Will you quote all of the entries, word for word?

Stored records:
━━━━━━

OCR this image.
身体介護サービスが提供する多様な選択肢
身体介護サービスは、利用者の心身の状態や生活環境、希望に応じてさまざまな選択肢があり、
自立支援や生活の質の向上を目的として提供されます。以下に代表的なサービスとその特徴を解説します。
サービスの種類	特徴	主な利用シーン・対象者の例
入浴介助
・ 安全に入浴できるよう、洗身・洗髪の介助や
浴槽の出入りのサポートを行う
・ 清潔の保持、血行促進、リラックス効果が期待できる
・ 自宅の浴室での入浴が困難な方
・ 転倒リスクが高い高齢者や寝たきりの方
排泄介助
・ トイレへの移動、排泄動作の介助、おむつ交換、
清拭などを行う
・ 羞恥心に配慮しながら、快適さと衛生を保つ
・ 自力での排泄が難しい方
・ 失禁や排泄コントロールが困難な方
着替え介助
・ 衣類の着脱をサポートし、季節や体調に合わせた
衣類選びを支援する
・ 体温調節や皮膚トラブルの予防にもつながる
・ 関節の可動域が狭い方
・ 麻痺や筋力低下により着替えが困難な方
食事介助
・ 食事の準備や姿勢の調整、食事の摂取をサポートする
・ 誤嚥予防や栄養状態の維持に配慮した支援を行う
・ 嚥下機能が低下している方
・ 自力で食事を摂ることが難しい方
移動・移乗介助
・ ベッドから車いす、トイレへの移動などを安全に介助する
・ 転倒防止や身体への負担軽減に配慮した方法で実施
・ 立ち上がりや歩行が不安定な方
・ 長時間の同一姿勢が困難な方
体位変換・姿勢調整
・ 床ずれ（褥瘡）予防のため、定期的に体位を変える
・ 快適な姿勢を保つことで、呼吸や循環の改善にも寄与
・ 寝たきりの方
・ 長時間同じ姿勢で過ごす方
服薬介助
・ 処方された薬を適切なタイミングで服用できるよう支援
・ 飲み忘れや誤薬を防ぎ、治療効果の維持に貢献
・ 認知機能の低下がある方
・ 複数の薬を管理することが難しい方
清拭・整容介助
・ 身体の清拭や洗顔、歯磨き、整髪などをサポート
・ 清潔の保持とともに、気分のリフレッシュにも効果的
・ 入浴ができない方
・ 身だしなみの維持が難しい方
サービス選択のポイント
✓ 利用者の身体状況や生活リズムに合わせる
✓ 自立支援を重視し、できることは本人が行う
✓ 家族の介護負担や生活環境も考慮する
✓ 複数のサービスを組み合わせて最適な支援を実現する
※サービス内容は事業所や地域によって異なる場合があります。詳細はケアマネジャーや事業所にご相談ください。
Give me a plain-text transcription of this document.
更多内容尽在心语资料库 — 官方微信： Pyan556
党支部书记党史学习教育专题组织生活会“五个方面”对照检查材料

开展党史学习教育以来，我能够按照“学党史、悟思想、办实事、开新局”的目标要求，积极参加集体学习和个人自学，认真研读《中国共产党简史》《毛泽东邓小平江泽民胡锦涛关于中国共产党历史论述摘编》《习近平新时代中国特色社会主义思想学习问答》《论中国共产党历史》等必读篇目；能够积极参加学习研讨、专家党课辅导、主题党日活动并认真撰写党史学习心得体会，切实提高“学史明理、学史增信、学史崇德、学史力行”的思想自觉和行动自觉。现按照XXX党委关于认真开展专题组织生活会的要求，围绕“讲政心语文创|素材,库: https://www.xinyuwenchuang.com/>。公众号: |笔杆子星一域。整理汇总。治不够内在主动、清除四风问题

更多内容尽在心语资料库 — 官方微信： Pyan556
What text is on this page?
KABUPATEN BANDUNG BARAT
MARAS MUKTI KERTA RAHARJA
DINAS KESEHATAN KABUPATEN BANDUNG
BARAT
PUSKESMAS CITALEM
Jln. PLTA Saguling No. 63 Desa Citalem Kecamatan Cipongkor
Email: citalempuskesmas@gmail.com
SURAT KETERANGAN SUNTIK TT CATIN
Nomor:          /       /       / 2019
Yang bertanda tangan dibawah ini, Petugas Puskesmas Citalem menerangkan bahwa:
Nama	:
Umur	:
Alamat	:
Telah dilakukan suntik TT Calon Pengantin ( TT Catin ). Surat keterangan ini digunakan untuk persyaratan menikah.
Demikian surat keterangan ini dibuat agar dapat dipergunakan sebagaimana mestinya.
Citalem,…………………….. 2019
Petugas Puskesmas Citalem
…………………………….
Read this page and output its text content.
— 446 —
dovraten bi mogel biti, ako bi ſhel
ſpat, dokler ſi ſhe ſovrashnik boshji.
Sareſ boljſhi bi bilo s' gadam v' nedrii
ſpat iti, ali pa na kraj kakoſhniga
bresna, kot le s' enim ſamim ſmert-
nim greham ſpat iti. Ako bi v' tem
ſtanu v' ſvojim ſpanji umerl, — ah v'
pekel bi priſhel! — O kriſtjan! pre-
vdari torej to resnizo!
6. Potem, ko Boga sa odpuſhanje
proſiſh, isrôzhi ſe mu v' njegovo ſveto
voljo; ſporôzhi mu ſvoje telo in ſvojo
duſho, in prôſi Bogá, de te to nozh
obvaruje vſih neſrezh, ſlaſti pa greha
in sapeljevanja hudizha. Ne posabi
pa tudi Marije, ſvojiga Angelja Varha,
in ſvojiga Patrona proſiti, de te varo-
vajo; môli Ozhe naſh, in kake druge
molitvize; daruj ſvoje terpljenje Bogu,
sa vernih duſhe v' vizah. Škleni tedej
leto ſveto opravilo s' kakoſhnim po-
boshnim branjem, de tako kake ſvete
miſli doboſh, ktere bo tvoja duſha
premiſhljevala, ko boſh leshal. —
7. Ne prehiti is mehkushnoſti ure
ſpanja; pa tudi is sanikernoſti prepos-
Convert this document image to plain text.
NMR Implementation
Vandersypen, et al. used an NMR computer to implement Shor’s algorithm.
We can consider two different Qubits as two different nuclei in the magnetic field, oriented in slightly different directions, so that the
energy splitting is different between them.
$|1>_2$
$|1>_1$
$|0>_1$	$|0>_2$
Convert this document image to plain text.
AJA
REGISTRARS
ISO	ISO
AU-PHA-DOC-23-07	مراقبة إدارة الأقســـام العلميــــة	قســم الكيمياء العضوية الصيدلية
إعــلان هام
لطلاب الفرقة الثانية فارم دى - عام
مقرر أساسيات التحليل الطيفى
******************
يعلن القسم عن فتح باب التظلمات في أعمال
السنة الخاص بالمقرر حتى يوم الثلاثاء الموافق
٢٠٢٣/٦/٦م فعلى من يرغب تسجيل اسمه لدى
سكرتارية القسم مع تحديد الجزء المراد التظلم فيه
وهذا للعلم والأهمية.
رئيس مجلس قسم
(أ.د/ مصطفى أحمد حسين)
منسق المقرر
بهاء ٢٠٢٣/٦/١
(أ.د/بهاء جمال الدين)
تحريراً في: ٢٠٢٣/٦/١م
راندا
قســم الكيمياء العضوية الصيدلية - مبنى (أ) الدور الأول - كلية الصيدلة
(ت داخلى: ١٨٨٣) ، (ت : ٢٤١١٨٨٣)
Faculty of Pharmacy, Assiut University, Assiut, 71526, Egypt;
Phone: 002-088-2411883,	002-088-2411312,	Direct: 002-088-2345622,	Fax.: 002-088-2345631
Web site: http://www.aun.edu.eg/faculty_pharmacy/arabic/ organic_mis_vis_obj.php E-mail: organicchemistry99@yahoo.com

━━━━━━

◆ Task solution:
OCR this image.
身体介護サービスが提供する多様な選択肢
身体介護サービスは、利用者の心身の状態や生活環境、希望に応じてさまざまな選択肢があり、
自立支援や生活の質の向上を目的として提供されます。以下に代表的なサービスとその特徴を解説します。
サービスの種類	特徴	主な利用シーン・対象者の例
入浴介助
・ 安全に入浴できるよう、洗身・洗髪の介助や
浴槽の出入りのサポートを行う
・ 清潔の保持、血行促進、リラックス効果が期待できる
・ 自宅の浴室での入浴が困難な方
・ 転倒リスクが高い高齢者や寝たきりの方
排泄介助
・ トイレへの移動、排泄動作の介助、おむつ交換、
清拭などを行う
・ 羞恥心に配慮しながら、快適さと衛生を保つ
・ 自力での排泄が難しい方
・ 失禁や排泄コントロールが困難な方
着替え介助
・ 衣類の着脱をサポートし、季節や体調に合わせた
衣類選びを支援する
・ 体温調節や皮膚トラブルの予防にもつながる
・ 関節の可動域が狭い方
・ 麻痺や筋力低下により着替えが困難な方
食事介助
・ 食事の準備や姿勢の調整、食事の摂取をサポートする
・ 誤嚥予防や栄養状態の維持に配慮した支援を行う
・ 嚥下機能が低下している方
・ 自力で食事を摂ることが難しい方
移動・移乗介助
・ ベッドから車いす、トイレへの移動などを安全に介助する
・ 転倒防止や身体への負担軽減に配慮した方法で実施
・ 立ち上がりや歩行が不安定な方
・ 長時間の同一姿勢が困難な方
体位変換・姿勢調整
・ 床ずれ（褥瘡）予防のため、定期的に体位を変える
・ 快適な姿勢を保つことで、呼吸や循環の改善にも寄与
・ 寝たきりの方
・ 長時間同じ姿勢で過ごす方
服薬介助
・ 処方された薬を適切なタイミングで服用できるよう支援
・ 飲み忘れや誤薬を防ぎ、治療効果の維持に貢献
・ 認知機能の低下がある方
・ 複数の薬を管理することが難しい方
清拭・整容介助
・ 身体の清拭や洗顔、歯磨き、整髪などをサポート
・ 清潔の保持とともに、気分のリフレッシュにも効果的
・ 入浴ができない方
・ 身だしなみの維持が難しい方
サービス選択のポイント
✓ 利用者の身体状況や生活リズムに合わせる
✓ 自立支援を重視し、できることは本人が行う
✓ 家族の介護負担や生活環境も考慮する
✓ 複数のサービスを組み合わせて最適な支援を実現する
※サービス内容は事業所や地域によって異なる場合があります。詳細はケアマネジャーや事業所にご相談ください。
Give me a plain-text transcription of this document.
更多内容尽在心语资料库 — 官方微信： Pyan556
党支部书记党史学习教育专题组织生活会“五个方面”对照检查材料

开展党史学习教育以来，我能够按照“学党史、悟思想、办实事、开新局”的目标要求，积极参加集体学习和个人自学，认真研读《中国共产党简史》《毛泽东邓小平江泽民胡锦涛关于中国共产党历史论述摘编》《习近平新时代中国特色社会主义思想学习问答》《论中国共产党历史》等必读篇目；能够积极参加学习研讨、专家党课辅导、主题党日活动并认真撰写党史学习心得体会，切实提高“学史明理、学史增信、学史崇德、学史力行”的思想自觉和行动自觉。现按照XXX党委关于认真开展专题组织生活会的要求，围绕“讲政心语文创|素材,库: https://www.xinyuwenchuang.com/>。公众号: |笔杆子星一域。整理汇总。治不够内在主动、清除四风问题

更多内容尽在心语资料库 — 官方微信： Pyan556
What text is on this page?
KABUPATEN BANDUNG BARAT
MARAS MUKTI KERTA RAHARJA
DINAS KESEHATAN KABUPATEN BANDUNG
BARAT
PUSKESMAS CITALEM
Jln. PLTA Saguling No. 63 Desa Citalem Kecamatan Cipongkor
Email: citalempuskesmas@gmail.com
SURAT KETERANGAN SUNTIK TT CATIN
Nomor:          /       /       / 2019
Yang bertanda tangan dibawah ini, Petugas Puskesmas Citalem menerangkan bahwa:
Nama	:
Umur	:
Alamat	:
Telah dilakukan suntik TT Calon Pengantin ( TT Catin ). Surat keterangan ini digunakan untuk persyaratan menikah.
Demikian surat keterangan ini dibuat agar dapat dipergunakan sebagaimana mestinya.
Citalem,…………………….. 2019
Petugas Puskesmas Citalem
…………………………….
Read this page and output its text content.
— 446 —
dovraten bi mogel biti, ako bi ſhel
ſpat, dokler ſi ſhe ſovrashnik boshji.
Sareſ boljſhi bi bilo s' gadam v' nedrii
ſpat iti, ali pa na kraj kakoſhniga
bresna, kot le s' enim ſamim ſmert-
nim greham ſpat iti. Ako bi v' tem
ſtanu v' ſvojim ſpanji umerl, — ah v'
pekel bi priſhel! — O kriſtjan! pre-
vdari torej to resnizo!
6. Potem, ko Boga sa odpuſhanje
proſiſh, isrôzhi ſe mu v' njegovo ſveto
voljo; ſporôzhi mu ſvoje telo in ſvojo
duſho, in prôſi Bogá, de te to nozh
obvaruje vſih neſrezh, ſlaſti pa greha
in sapeljevanja hudizha. Ne posabi
pa tudi Marije, ſvojiga Angelja Varha,
in ſvojiga Patrona proſiti, de te varo-
vajo; môli Ozhe naſh, in kake druge
molitvize; daruj ſvoje terpljenje Bogu,
sa vernih duſhe v' vizah. Škleni tedej
leto ſveto opravilo s' kakoſhnim po-
boshnim branjem, de tako kake ſvete
miſli doboſh, ktere bo tvoja duſha
premiſhljevala, ko boſh leshal. —
7. Ne prehiti is mehkushnoſti ure
ſpanja; pa tudi is sanikernoſti prepos-
Convert this document image to plain text.
NMR Implementation
Vandersypen, et al. used an NMR computer to implement Shor’s algorithm.
We can consider two different Qubits as two different nuclei in the magnetic field, oriented in slightly different directions, so that the
energy splitting is different between them.
$|1>_2$
$|1>_1$
$|0>_1$	$|0>_2$
Convert this document image to plain text.
AJA
REGISTRARS
ISO	ISO
AU-PHA-DOC-23-07	مراقبة إدارة الأقســـام العلميــــة	قســم الكيمياء العضوية الصيدلية
إعــلان هام
لطلاب الفرقة الثانية فارم دى - عام
مقرر أساسيات التحليل الطيفى
******************
يعلن القسم عن فتح باب التظلمات في أعمال
السنة الخاص بالمقرر حتى يوم الثلاثاء الموافق
٢٠٢٣/٦/٦م فعلى من يرغب تسجيل اسمه لدى
سكرتارية القسم مع تحديد الجزء المراد التظلم فيه
وهذا للعلم والأهمية.
رئيس مجلس قسم
(أ.د/ مصطفى أحمد حسين)
منسق المقرر
بهاء ٢٠٢٣/٦/١
(أ.د/بهاء جمال الدين)
تحريراً في: ٢٠٢٣/٦/١م
راندا
قســم الكيمياء العضوية الصيدلية - مبنى (أ) الدور الأول - كلية الصيدلة
(ت داخلى: ١٨٨٣) ، (ت : ٢٤١١٨٨٣)
Faculty of Pharmacy, Assiut University, Assiut, 71526, Egypt;
Phone: 002-088-2411883,	002-088-2411312,	Direct: 002-088-2345622,	Fax.: 002-088-2345631
Web site: http://www.aun.edu.eg/faculty_pharmacy/arabic/ organic_mis_vis_obj.php E-mail: organicchemistry99@yahoo.com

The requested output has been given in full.